> **Given request**: What follows is a block of records; reproduce all of it verbatim.

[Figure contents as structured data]
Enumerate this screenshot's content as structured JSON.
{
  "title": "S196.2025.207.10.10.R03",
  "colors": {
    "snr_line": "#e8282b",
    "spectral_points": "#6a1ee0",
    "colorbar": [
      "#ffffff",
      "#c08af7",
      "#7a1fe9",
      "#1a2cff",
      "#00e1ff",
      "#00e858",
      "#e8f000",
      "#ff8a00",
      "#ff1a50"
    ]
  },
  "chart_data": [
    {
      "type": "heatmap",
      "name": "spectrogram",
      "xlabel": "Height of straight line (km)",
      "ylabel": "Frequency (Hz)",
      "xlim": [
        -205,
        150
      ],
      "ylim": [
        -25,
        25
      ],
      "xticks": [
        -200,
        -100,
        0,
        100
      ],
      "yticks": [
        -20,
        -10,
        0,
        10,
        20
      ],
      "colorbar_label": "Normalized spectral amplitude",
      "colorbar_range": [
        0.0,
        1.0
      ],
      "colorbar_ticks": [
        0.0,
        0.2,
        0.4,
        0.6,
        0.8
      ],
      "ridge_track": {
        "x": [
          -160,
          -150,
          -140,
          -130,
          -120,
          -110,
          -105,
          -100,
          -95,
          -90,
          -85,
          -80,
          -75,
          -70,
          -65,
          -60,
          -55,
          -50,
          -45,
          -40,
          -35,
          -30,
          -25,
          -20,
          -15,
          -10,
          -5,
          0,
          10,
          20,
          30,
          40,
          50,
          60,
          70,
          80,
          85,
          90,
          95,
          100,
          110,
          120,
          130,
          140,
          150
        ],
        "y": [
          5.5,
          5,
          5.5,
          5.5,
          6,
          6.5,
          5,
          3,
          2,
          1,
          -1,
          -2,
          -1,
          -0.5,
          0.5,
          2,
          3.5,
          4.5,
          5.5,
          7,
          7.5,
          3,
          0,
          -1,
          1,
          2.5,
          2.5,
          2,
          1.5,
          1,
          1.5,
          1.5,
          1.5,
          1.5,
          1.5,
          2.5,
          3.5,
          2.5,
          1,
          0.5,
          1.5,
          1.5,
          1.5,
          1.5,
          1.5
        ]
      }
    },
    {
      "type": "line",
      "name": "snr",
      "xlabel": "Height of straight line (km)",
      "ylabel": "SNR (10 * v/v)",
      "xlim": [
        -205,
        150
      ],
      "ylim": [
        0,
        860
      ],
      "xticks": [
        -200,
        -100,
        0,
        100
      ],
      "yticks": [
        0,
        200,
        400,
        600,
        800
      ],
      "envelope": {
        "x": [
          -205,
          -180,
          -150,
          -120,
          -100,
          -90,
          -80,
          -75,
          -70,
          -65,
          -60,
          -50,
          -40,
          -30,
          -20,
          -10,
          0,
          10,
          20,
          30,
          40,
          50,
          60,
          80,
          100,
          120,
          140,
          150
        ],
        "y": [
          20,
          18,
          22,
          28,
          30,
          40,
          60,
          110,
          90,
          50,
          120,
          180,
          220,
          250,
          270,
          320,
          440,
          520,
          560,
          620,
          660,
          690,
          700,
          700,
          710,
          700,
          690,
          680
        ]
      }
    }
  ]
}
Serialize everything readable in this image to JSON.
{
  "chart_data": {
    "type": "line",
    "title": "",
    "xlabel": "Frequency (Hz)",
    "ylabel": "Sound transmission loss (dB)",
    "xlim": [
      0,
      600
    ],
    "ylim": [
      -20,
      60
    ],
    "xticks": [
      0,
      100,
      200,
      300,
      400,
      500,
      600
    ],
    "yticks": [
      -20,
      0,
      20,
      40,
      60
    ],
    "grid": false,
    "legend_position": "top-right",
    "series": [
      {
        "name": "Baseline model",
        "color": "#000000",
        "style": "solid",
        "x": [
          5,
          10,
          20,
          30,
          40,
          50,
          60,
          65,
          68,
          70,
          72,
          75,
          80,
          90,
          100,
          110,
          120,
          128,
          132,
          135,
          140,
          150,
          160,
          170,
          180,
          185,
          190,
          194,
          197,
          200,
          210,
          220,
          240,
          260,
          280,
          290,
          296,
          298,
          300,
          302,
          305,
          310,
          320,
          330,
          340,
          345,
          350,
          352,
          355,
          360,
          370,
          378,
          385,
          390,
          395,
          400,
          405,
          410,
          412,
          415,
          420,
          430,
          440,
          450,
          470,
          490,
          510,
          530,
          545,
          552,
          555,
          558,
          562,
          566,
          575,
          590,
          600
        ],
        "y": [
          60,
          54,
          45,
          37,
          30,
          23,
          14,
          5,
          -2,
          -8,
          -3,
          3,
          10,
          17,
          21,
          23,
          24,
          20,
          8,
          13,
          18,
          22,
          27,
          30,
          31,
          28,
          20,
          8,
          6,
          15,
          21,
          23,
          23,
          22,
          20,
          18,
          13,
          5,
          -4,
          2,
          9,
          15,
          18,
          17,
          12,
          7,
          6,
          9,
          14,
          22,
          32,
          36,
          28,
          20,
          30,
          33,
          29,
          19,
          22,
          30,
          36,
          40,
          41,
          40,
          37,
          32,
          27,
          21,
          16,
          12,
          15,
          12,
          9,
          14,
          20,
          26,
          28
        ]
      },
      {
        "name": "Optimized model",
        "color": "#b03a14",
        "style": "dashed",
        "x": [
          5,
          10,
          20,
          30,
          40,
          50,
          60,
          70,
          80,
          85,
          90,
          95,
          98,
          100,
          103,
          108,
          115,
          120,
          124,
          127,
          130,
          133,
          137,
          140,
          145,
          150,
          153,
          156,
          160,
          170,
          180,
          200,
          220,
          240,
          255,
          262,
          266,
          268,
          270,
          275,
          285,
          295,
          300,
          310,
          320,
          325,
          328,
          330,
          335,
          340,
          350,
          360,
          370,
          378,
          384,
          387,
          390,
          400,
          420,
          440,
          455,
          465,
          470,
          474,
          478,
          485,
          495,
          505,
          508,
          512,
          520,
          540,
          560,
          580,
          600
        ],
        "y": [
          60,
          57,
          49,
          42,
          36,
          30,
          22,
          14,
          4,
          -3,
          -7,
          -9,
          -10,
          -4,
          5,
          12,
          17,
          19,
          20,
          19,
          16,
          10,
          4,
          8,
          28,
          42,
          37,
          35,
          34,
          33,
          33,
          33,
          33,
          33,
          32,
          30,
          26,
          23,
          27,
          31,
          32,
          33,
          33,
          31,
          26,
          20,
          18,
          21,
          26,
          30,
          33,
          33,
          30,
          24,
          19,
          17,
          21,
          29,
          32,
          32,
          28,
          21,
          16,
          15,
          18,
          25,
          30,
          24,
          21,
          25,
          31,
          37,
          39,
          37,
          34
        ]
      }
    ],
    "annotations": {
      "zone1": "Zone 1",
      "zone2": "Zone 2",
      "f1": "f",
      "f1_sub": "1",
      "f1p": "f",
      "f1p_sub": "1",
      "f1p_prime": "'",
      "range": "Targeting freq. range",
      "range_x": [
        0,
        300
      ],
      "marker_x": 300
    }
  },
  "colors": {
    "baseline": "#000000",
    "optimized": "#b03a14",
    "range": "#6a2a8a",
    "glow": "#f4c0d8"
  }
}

> **Correct answer**:
Enumerate this screenshot's content as structured JSON.
{
  "title": "S196.2025.207.10.10.R03",
  "colors": {
    "snr_line": "#e8282b",
    "spectral_points": "#6a1ee0",
    "colorbar": [
      "#ffffff",
      "#c08af7",
      "#7a1fe9",
      "#1a2cff",
      "#00e1ff",
      "#00e858",
      "#e8f000",
      "#ff8a00",
      "#ff1a50"
    ]
  },
  "chart_data": [
    {
      "type": "heatmap",
      "name": "spectrogram",
      "xlabel": "Height of straight line (km)",
      "ylabel": "Frequency (Hz)",
      "xlim": [
        -205,
        150
      ],
      "ylim": [
        -25,
        25
      ],
      "xticks": [
        -200,
        -100,
        0,
        100
      ],
      "yticks": [
        -20,
        -10,
        0,
        10,
        20
      ],
      "colorbar_label": "Normalized spectral amplitude",
      "colorbar_range": [
        0.0,
        1.0
      ],
      "colorbar_ticks": [
        0.0,
        0.2,
        0.4,
        0.6,
        0.8
      ],
      "ridge_track": {
        "x": [
          -160,
          -150,
          -140,
          -130,
          -120,
          -110,
          -105,
          -100,
          -95,
          -90,
          -85,
          -80,
          -75,
          -70,
          -65,
          -60,
          -55,
          -50,
          -45,
          -40,
          -35,
          -30,
          -25,
          -20,
          -15,
          -10,
          -5,
          0,
          10,
          20,
          30,
          40,
          50,
          60,
          70,
          80,
          85,
          90,
          95,
          100,
          110,
          120,
          130,
          140,
          150
        ],
        "y": [
          5.5,
          5,
          5.5,
          5.5,
          6,
          6.5,
          5,
          3,
          2,
          1,
          -1,
          -2,
          -1,
          -0.5,
          0.5,
          2,
          3.5,
          4.5,
          5.5,
          7,
          7.5,
          3,
          0,
          -1,
          1,
          2.5,
          2.5,
          2,
          1.5,
          1,
          1.5,
          1.5,
          1.5,
          1.5,
          1.5,
          2.5,
          3.5,
          2.5,
          1,
          0.5,
          1.5,
          1.5,
          1.5,
          1.5,
          1.5
        ]
      }
    },
    {
      "type": "line",
      "name": "snr",
      "xlabel": "Height of straight line (km)",
      "ylabel": "SNR (10 * v/v)",
      "xlim": [
        -205,
        150
      ],
      "ylim": [
        0,
        860
      ],
      "xticks": [
        -200,
        -100,
        0,
        100
      ],
      "yticks": [
        0,
        200,
        400,
        600,
        800
      ],
      "envelope": {
        "x": [
          -205,
          -180,
          -150,
          -120,
          -100,
          -90,
          -80,
          -75,
          -70,
          -65,
          -60,
          -50,
          -40,
          -30,
          -20,
          -10,
          0,
          10,
          20,
          30,
          40,
          50,
          60,
          80,
          100,
          120,
          140,
          150
        ],
        "y": [
          20,
          18,
          22,
          28,
          30,
          40,
          60,
          110,
          90,
          50,
          120,
          180,
          220,
          250,
          270,
          320,
          440,
          520,
          560,
          620,
          660,
          690,
          700,
          700,
          710,
          700,
          690,
          680
        ]
      }
    }
  ]
}
Serialize everything readable in this image to JSON.
{
  "chart_data": {
    "type": "line",
    "title": "",
    "xlabel": "Frequency (Hz)",
    "ylabel": "Sound transmission loss (dB)",
    "xlim": [
      0,
      600
    ],
    "ylim": [
      -20,
      60
    ],
    "xticks": [
      0,
      100,
      200,
      300,
      400,
      500,
      600
    ],
    "yticks": [
      -20,
      0,
      20,
      40,
      60
    ],
    "grid": false,
    "legend_position": "top-right",
    "series": [
      {
        "name": "Baseline model",
        "color": "#000000",
        "style": "solid",
        "x": [
          5,
          10,
          20,
          30,
          40,
          50,
          60,
          65,
          68,
          70,
          72,
          75,
          80,
          90,
          100,
          110,
          120,
          128,
          132,
          135,
          140,
          150,
          160,
          170,
          180,
          185,
          190,
          194,
          197,
          200,
          210,
          220,
          240,
          260,
          280,
          290,
          296,
          298,
          300,
          302,
          305,
          310,
          320,
          330,
          340,
          345,
          350,
          352,
          355,
          360,
          370,
          378,
          385,
          390,
          395,
          400,
          405,
          410,
          412,
          415,
          420,
          430,
          440,
          450,
          470,
          490,
          510,
          530,
          545,
          552,
          555,
          558,
          562,
          566,
          575,
          590,
          600
        ],
        "y": [
          60,
          54,
          45,
          37,
          30,
          23,
          14,
          5,
          -2,
          -8,
          -3,
          3,
          10,
          17,
          21,
          23,
          24,
          20,
          8,
          13,
          18,
          22,
          27,
          30,
          31,
          28,
          20,
          8,
          6,
          15,
          21,
          23,
          23,
          22,
          20,
          18,
          13,
          5,
          -4,
          2,
          9,
          15,
          18,
          17,
          12,
          7,
          6,
          9,
          14,
          22,
          32,
          36,
          28,
          20,
          30,
          33,
          29,
          19,
          22,
          30,
          36,
          40,
          41,
          40,
          37,
          32,
          27,
          21,
          16,
          12,
          15,
          12,
          9,
          14,
          20,
          26,
          28
        ]
      },
      {
        "name": "Optimized model",
        "color": "#b03a14",
        "style": "dashed",
        "x": [
          5,
          10,
          20,
          30,
          40,
          50,
          60,
          70,
          80,
          85,
          90,
          95,
          98,
          100,
          103,
          108,
          115,
          120,
          124,
          127,
          130,
          133,
          137,
          140,
          145,
          150,
          153,
          156,
          160,
          170,
          180,
          200,
          220,
          240,
          255,
          262,
          266,
          268,
          270,
          275,
          285,
          295,
          300,
          310,
          320,
          325,
          328,
          330,
          335,
          340,
          350,
          360,
          370,
          378,
          384,
          387,
          390,
          400,
          420,
          440,
          455,
          465,
          470,
          474,
          478,
          485,
          495,
          505,
          508,
          512,
          520,
          540,
          560,
          580,
          600
        ],
        "y": [
          60,
          57,
          49,
          42,
          36,
          30,
          22,
          14,
          4,
          -3,
          -7,
          -9,
          -10,
          -4,
          5,
          12,
          17,
          19,
          20,
          19,
          16,
          10,
          4,
          8,
          28,
          42,
          37,
          35,
          34,
          33,
          33,
          33,
          33,
          33,
          32,
          30,
          26,
          23,
          27,
          31,
          32,
          33,
          33,
          31,
          26,
          20,
          18,
          21,
          26,
          30,
          33,
          33,
          30,
          24,
          19,
          17,
          21,
          29,
          32,
          32,
          28,
          21,
          16,
          15,
          18,
          25,
          30,
          24,
          21,
          25,
          31,
          37,
          39,
          37,
          34
        ]
      }
    ],
    "annotations": {
      "zone1": "Zone 1",
      "zone2": "Zone 2",
      "f1": "f",
      "f1_sub": "1",
      "f1p": "f",
      "f1p_sub": "1",
      "f1p_prime": "'",
      "range": "Targeting freq. range",
      "range_x": [
        0,
        300
      ],
      "marker_x": 300
    }
  },
  "colors": {
    "baseline": "#000000",
    "optimized": "#b03a14",
    "range": "#6a2a8a",
    "glow": "#f4c0d8"
  }
}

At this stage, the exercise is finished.